[Start Records shown]

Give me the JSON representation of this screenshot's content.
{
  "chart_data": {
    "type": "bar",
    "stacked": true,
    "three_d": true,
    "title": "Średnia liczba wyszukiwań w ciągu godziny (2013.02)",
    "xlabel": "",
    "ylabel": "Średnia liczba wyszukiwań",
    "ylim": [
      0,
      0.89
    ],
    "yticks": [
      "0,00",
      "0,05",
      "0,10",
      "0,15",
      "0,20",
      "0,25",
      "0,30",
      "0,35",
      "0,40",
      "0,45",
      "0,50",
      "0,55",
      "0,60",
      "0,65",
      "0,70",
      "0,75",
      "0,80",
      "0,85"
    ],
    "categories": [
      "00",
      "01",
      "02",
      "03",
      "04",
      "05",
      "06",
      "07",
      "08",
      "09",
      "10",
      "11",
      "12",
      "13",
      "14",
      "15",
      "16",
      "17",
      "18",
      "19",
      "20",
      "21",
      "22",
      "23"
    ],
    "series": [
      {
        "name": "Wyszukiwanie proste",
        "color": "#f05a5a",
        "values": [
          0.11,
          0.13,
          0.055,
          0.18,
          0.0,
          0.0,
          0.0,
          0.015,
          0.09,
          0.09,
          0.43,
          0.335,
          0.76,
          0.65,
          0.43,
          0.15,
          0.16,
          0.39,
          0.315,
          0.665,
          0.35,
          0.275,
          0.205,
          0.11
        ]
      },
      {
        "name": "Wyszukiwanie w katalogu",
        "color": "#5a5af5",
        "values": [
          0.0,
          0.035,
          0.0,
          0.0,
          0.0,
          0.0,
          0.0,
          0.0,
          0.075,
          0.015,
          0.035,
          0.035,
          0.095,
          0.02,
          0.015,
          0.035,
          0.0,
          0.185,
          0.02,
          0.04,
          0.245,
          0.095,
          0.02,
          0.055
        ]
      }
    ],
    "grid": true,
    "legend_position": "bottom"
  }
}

[End Records shown]

Directions: Pull every line containing "name" from the data.

Solution for this exercise:
        "name": "Wyszukiwanie proste",
        "name": "Wyszukiwanie w katalogu",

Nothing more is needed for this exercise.